— begin Records provided —

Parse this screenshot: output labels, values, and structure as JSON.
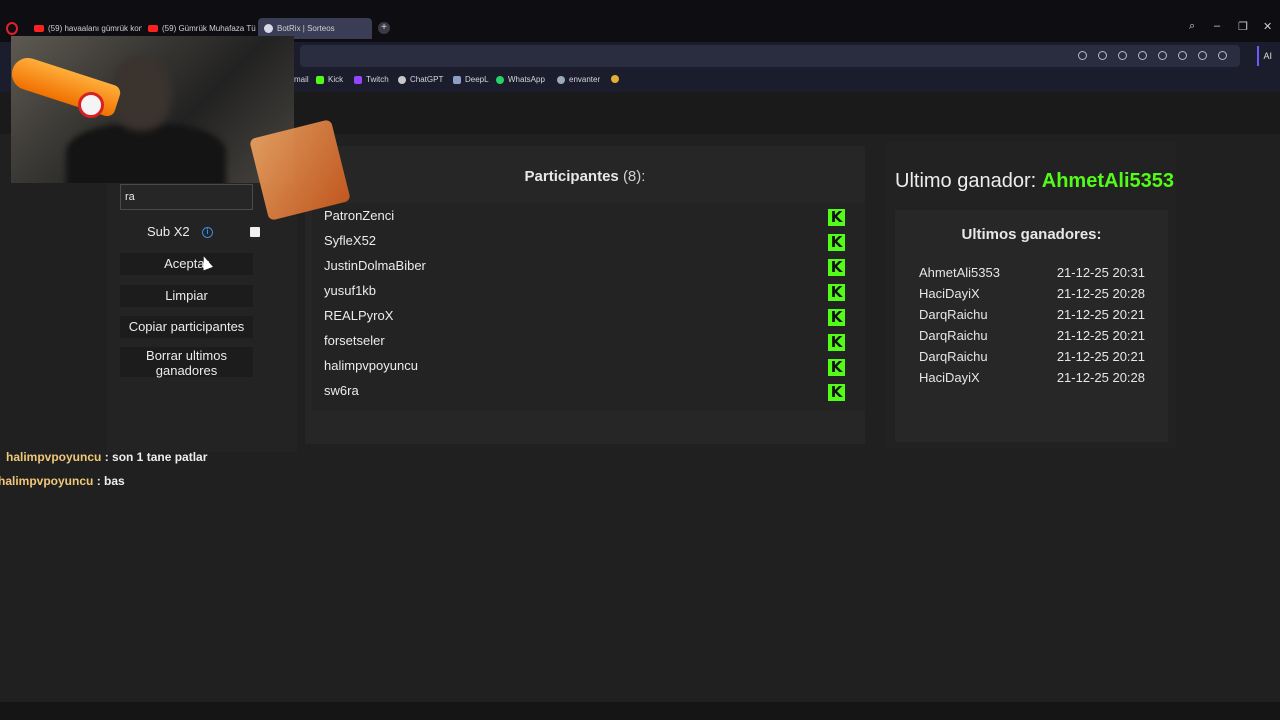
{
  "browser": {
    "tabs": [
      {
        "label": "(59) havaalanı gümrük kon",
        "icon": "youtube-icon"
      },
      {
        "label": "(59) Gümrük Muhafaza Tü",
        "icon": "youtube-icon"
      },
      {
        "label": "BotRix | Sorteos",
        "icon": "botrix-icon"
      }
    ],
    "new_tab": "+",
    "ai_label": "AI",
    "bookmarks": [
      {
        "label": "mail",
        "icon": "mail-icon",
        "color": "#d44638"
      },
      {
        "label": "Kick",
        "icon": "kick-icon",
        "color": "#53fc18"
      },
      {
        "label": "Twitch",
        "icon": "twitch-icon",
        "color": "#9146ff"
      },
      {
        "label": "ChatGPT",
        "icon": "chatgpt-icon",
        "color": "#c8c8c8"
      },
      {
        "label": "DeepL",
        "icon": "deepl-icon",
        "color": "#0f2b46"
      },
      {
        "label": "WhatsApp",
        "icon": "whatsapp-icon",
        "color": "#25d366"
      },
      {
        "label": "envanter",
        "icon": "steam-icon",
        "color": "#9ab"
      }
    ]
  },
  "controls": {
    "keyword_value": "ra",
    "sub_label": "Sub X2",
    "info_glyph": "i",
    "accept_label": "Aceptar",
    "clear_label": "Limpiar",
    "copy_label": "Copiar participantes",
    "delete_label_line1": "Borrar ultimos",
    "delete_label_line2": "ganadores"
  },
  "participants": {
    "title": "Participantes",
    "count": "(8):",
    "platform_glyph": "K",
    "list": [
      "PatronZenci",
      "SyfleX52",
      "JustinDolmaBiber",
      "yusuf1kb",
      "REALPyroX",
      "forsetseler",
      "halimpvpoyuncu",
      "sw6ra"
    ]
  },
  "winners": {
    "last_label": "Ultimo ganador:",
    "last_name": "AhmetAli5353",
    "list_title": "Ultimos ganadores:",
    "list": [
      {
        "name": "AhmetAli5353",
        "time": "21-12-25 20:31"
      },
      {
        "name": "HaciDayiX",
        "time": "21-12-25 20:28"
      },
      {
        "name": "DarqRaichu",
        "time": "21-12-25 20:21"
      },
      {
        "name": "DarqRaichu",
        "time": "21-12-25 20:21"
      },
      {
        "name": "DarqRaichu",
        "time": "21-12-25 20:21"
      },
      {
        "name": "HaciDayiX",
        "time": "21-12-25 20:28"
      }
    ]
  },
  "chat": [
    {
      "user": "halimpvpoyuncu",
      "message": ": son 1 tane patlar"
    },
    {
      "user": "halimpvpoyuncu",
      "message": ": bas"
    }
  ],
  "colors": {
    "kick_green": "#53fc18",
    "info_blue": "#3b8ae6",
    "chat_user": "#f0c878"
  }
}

— end Records provided —

__Work to do__
Transcribe every line from the records above without alteration, and leave out the images.

__Output of the task__
Parse this screenshot: output labels, values, and structure as JSON.
{
  "browser": {
    "tabs": [
      {
        "label": "(59) havaalanı gümrük kon",
        "icon": "youtube-icon"
      },
      {
        "label": "(59) Gümrük Muhafaza Tü",
        "icon": "youtube-icon"
      },
      {
        "label": "BotRix | Sorteos",
        "icon": "botrix-icon"
      }
    ],
    "new_tab": "+",
    "ai_label": "AI",
    "bookmarks": [
      {
        "label": "mail",
        "icon": "mail-icon",
        "color": "#d44638"
      },
      {
        "label": "Kick",
        "icon": "kick-icon",
        "color": "#53fc18"
      },
      {
        "label": "Twitch",
        "icon": "twitch-icon",
        "color": "#9146ff"
      },
      {
        "label": "ChatGPT",
        "icon": "chatgpt-icon",
        "color": "#c8c8c8"
      },
      {
        "label": "DeepL",
        "icon": "deepl-icon",
        "color": "#0f2b46"
      },
      {
        "label": "WhatsApp",
        "icon": "whatsapp-icon",
        "color": "#25d366"
      },
      {
        "label": "envanter",
        "icon": "steam-icon",
        "color": "#9ab"
      }
    ]
  },
  "controls": {
    "keyword_value": "ra",
    "sub_label": "Sub X2",
    "info_glyph": "i",
    "accept_label": "Aceptar",
    "clear_label": "Limpiar",
    "copy_label": "Copiar participantes",
    "delete_label_line1": "Borrar ultimos",
    "delete_label_line2": "ganadores"
  },
  "participants": {
    "title": "Participantes",
    "count": "(8):",
    "platform_glyph": "K",
    "list": [
      "PatronZenci",
      "SyfleX52",
      "JustinDolmaBiber",
      "yusuf1kb",
      "REALPyroX",
      "forsetseler",
      "halimpvpoyuncu",
      "sw6ra"
    ]
  },
  "winners": {
    "last_label": "Ultimo ganador:",
    "last_name": "AhmetAli5353",
    "list_title": "Ultimos ganadores:",
    "list": [
      {
        "name": "AhmetAli5353",
        "time": "21-12-25 20:31"
      },
      {
        "name": "HaciDayiX",
        "time": "21-12-25 20:28"
      },
      {
        "name": "DarqRaichu",
        "time": "21-12-25 20:21"
      },
      {
        "name": "DarqRaichu",
        "time": "21-12-25 20:21"
      },
      {
        "name": "DarqRaichu",
        "time": "21-12-25 20:21"
      },
      {
        "name": "HaciDayiX",
        "time": "21-12-25 20:28"
      }
    ]
  },
  "chat": [
    {
      "user": "halimpvpoyuncu",
      "message": ": son 1 tane patlar"
    },
    {
      "user": "halimpvpoyuncu",
      "message": ": bas"
    }
  ],
  "colors": {
    "kick_green": "#53fc18",
    "info_blue": "#3b8ae6",
    "chat_user": "#f0c878"
  }
}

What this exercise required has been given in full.